• _TEXT SECTION_
## BEGIN
Previous Entry: Getting Started Next Entry: Testing Different MCMC Samplers
Go Back: Comfortably NumPyro Return to Blog Home
The jupyter notebook for this article, including all plotting code, is available here.
The Constrained / Unconstrained Domains & Getting Likelihoods from MCMC
Note: This page, initially published 20/9/23, has been amended / extended as of 22/4/24 to include a guide on initialization
The moment you start trying to do anything fancy with NumPyro, it’s only a matter of time before you find yourself running into issues with the constrained and unconstrained domain. NumPyro uses JAX’s autodiff for a lot of its functionality: these gradients don’t make sense if you have any distribution / prior with discontinuities, and so NumPyro internally performs a coordinate transformation from these discontinuous distributions to a new domain with continuous distributions. The danger comes in the fact that some of NumPyro’s features want arguments specified in this unconstrained domain, but it’s not always easy to tell which at first glance.
In this example, we cover a simple 1D example of how to transform parameters between the constrained and unconstrained domain and how to use this to similarly adjust a likelihood function, and then apply these techniques to an MCMC chain to show how you can use NumPyro’s normal MCMC methods to also report the likelihood at each sample.
## END
• _PROVIDED DATA_
## BEGIN
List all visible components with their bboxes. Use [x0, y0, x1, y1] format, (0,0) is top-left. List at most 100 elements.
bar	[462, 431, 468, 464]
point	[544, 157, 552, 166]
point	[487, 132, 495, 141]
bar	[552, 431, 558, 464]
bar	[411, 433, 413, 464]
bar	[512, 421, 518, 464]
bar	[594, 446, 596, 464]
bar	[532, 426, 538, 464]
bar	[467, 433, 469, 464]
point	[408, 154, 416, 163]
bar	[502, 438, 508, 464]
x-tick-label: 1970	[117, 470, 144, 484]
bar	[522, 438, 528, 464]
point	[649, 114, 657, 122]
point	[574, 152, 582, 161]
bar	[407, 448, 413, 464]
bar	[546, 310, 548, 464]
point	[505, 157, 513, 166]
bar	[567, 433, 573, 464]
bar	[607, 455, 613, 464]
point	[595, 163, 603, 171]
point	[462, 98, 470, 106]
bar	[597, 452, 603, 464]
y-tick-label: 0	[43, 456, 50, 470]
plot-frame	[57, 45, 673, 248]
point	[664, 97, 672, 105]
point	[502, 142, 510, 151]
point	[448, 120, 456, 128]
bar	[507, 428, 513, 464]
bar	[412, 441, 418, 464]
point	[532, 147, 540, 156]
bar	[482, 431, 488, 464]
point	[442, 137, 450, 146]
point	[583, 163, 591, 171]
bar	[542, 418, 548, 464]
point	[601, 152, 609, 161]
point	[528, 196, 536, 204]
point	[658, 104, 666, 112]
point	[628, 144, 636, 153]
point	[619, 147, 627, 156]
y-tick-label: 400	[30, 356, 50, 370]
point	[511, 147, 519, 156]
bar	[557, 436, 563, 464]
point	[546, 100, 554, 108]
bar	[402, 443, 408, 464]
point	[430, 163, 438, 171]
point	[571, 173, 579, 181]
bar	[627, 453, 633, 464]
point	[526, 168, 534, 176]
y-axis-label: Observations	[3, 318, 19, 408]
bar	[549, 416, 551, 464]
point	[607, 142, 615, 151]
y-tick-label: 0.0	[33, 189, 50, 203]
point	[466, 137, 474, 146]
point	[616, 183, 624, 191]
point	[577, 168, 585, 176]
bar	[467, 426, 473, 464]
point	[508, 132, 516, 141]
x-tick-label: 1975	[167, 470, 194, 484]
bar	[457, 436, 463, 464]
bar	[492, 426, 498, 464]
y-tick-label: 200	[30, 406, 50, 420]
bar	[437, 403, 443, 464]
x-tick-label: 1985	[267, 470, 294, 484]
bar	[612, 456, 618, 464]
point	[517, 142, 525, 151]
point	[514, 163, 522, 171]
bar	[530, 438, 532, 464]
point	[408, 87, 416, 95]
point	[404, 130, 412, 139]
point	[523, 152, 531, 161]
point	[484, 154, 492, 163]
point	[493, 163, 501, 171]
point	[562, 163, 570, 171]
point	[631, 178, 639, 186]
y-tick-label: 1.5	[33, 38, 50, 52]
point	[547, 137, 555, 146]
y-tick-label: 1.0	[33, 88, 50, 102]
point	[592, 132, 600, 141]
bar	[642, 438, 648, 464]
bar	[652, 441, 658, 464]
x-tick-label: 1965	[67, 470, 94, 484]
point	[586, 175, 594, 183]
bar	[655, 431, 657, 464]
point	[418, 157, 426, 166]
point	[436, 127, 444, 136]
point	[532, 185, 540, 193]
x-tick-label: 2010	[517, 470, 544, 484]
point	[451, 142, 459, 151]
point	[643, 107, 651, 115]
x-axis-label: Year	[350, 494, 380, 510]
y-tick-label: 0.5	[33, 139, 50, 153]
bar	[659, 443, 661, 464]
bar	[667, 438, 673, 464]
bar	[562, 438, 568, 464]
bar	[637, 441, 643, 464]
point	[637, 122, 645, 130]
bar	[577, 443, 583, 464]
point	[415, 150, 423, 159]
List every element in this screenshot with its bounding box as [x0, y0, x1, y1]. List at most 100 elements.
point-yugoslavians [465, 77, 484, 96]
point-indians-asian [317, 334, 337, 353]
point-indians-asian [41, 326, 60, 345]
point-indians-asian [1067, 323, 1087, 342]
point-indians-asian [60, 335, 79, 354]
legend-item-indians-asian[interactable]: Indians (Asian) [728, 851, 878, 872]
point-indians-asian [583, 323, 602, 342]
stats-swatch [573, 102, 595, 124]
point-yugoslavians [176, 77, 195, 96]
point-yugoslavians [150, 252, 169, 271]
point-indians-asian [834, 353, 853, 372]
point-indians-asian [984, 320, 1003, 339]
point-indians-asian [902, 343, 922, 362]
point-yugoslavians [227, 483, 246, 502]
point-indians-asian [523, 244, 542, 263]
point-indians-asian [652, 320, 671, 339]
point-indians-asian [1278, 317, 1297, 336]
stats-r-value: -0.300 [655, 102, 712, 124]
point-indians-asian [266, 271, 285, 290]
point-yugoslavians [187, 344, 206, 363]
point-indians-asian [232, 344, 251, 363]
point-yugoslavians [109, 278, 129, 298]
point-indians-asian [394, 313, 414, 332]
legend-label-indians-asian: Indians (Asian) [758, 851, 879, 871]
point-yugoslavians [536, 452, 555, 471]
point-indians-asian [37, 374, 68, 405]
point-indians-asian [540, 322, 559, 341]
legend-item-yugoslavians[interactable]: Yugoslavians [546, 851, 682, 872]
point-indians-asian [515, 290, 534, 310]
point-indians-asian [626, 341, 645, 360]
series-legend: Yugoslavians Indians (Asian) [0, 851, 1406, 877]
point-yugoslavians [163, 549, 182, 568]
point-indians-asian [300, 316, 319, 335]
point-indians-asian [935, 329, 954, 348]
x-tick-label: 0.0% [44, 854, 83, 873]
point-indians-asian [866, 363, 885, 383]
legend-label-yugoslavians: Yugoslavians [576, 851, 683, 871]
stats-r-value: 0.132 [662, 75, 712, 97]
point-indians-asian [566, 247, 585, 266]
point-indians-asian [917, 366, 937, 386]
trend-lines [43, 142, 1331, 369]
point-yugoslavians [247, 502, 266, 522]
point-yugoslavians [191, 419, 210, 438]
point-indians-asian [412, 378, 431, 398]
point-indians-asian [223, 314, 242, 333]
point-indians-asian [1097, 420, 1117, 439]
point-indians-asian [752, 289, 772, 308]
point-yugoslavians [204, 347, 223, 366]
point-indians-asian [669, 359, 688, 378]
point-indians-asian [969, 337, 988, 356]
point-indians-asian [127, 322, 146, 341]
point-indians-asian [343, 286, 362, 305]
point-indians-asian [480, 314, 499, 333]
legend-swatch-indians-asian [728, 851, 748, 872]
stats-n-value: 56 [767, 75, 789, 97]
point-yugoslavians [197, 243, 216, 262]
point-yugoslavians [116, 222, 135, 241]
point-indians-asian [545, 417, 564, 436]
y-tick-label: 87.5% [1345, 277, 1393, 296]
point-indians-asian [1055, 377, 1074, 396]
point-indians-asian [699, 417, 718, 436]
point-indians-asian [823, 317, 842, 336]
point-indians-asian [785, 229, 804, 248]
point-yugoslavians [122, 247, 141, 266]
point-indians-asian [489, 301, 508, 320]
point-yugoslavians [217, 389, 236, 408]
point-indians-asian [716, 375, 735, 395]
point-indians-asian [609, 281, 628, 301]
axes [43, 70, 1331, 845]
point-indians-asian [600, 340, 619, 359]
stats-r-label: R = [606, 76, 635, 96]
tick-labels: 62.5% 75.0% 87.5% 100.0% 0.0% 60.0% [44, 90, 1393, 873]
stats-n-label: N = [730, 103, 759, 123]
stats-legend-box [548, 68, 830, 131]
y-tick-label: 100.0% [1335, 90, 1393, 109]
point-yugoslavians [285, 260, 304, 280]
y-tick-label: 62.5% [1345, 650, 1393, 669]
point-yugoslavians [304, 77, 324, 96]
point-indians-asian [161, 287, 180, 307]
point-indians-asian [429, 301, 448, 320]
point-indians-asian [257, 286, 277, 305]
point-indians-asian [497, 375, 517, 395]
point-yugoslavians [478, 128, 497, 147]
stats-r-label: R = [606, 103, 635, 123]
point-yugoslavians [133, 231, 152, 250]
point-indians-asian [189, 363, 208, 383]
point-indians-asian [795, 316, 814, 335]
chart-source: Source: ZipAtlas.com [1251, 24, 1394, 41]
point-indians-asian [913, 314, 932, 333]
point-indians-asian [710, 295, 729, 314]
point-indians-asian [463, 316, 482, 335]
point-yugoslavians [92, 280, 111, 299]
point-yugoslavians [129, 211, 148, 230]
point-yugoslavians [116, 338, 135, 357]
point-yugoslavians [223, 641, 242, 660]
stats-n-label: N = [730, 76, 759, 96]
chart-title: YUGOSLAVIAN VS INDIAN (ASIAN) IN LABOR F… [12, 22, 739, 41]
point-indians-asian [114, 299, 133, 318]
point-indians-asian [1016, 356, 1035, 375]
## END
• _EXERCISE DIRECTIONS_
Change "Blog Home" to "Homepage" in the NumPyro article, and write out the passage starting at "Previous Entry: Getting" and ending at "is available here." with that change made. The data isn't needed here.

• _SOLUTION TO THIS TASK_
Previous Entry: Getting Started Next Entry: Testing Different MCMC Samplers
Go Back: Comfortably NumPyro Return to Homepage
The jupyter notebook for this article, including all plotting code, is available here.